##### Text excerpt

Many mainstream political ideas about the future of Palestine are primarily concerned with the containment of indigenous Palestinians and security for the Israeli settler state. The most recent manifestation of this was the Trump administration’s “Vision for Peace, Prosperity and a Brighter Future for Israel and the Palestinian People.” This “vision” proposed nothing less than Palestinian capitulation in which Palestinians in the West Bank would be encased in a series of Bantustans and the Gaza Strip would remain a besieged enclave while the rights of Palestinians in exile, including those of refugees, would be forsaken.
Trump’s vision – effectively dictated by the Israeli right – does not radically break from what has previously been presented to Palestinians as possible futures. Rather, it follows a tradition of peace proposals over the past decades in which Palestinian futures are not premised on fundamental rights and Palestinian aspirations of sovereignty are disregarded. Some argue that the Trump vision is more candid than prior peace efforts in that it blatantly depicts what the US and Israel consider an acceptable form of Palestinian statehood: The map proposed by the vision document provides an accurate reflection of the current geopolitical reality on the ground.
The Palestinian leadership has responded weakly, continuing to adhere to a political line that has led the Palestinian people to their most vulnerable point in history since 1948. Moreover, Palestinian leaders have been misdirecting their hopes onto actors who have demonstrated over decades that they do not have the political will to deliver on Palestinian rights such as the European Union and its member states. They have also been pursuing unpopular and unstrategic political dialogues, such as the PLO-sanctioned “communication committee” that met with Israeli politicians from the Israeli Labor Party (Meretz) in Tel Aviv in February 2020. The latest declaration by Abbas to cancel all agreements with Israel and America follows previous similar declarations and threats which amounted to very little. The extent to which this is carried out this time remains to be seen.

##########

▶ [Your tasks]:
#1 In the passage on Palestine's future, what was the full title of the Trump administration's plan?
#2 According to the passage on Palestine's future, what would happen to Palestinians under the Trump plan? List each outcome.

##### Recorded information

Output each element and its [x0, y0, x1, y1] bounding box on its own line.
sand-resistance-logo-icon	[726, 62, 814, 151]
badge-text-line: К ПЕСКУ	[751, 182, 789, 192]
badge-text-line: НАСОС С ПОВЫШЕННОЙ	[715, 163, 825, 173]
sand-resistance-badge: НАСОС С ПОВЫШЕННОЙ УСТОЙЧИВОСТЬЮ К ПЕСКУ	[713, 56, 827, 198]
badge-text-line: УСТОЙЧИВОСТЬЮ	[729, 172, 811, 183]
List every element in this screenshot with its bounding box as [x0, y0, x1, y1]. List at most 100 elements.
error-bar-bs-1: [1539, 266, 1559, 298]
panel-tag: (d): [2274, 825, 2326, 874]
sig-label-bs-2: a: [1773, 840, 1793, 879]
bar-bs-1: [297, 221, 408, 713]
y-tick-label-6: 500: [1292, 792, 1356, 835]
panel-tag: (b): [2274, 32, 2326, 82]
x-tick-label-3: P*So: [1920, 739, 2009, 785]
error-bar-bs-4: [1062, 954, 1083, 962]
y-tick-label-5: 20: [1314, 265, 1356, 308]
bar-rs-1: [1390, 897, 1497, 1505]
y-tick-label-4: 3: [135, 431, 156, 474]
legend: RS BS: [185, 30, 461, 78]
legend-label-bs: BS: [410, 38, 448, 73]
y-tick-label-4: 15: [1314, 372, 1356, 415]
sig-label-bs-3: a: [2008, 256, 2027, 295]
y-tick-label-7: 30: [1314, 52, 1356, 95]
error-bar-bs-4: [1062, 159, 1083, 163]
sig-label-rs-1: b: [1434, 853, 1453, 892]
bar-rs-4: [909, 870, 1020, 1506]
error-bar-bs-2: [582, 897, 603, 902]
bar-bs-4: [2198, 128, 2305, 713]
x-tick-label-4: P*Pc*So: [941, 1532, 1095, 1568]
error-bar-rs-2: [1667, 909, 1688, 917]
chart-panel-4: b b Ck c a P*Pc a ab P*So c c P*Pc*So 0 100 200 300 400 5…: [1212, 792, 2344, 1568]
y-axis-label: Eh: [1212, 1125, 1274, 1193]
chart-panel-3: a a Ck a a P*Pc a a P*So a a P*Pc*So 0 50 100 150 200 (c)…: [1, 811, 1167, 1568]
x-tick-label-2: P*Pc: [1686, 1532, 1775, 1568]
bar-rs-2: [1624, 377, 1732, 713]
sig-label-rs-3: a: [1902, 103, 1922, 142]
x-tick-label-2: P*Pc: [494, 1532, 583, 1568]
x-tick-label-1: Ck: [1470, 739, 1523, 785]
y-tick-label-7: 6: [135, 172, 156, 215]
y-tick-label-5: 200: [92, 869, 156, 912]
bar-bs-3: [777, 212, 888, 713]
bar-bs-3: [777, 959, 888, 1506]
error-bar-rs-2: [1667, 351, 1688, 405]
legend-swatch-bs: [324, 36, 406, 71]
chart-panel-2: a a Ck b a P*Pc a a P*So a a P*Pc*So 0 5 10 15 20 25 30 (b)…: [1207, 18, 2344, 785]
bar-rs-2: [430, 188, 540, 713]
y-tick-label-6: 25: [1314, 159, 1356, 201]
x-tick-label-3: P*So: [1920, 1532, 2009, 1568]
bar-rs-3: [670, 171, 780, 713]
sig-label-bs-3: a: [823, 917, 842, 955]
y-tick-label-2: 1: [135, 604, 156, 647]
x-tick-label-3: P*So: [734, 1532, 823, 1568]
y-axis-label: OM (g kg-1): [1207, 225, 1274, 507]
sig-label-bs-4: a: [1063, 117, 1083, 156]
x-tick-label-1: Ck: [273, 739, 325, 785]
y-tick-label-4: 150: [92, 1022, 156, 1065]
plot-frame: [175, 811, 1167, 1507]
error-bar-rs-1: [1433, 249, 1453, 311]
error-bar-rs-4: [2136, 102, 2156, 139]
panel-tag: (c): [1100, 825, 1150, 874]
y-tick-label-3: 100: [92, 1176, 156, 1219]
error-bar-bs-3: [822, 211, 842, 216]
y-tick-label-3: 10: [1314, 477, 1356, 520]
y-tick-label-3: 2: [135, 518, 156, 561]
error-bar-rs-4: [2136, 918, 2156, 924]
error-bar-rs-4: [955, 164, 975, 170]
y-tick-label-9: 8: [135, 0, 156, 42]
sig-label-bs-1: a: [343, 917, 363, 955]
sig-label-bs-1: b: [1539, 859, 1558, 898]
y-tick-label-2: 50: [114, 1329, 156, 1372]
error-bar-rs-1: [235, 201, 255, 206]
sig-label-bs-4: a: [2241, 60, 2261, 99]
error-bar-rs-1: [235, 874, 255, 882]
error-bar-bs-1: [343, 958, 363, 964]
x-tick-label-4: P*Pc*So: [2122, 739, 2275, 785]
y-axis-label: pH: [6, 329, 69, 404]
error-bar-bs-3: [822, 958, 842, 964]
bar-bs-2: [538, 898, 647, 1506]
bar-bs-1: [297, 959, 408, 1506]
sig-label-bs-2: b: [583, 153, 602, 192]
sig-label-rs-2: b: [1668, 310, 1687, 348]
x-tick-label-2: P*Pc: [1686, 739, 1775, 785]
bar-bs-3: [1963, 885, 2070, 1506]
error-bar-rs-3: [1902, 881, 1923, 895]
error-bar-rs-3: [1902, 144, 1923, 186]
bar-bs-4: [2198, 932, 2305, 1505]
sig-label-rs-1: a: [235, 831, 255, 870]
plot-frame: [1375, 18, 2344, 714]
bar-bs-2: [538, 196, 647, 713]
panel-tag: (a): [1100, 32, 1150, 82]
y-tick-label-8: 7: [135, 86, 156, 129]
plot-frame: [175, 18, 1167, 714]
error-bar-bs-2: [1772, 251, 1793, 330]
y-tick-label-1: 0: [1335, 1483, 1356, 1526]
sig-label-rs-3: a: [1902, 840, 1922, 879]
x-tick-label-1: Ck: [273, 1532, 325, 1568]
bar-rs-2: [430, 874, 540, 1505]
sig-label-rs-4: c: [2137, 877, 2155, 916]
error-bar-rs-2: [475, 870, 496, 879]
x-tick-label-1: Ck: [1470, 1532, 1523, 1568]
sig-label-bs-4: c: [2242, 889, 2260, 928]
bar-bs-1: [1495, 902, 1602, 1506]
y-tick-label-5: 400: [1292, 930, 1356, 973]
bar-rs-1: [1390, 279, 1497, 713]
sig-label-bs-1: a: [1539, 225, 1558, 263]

##########

▶ [Responses by item number]:
#1 "Vision for Peace, Prosperity and a Brighter Future for Israel and the Palestinian People."

#2
- Palestinians in the West Bank would be encased in a series of Bantustans.
- The Gaza Strip would remain a besieged enclave.
- The rights of Palestinians in exile, including those of refugees, would be forsaken.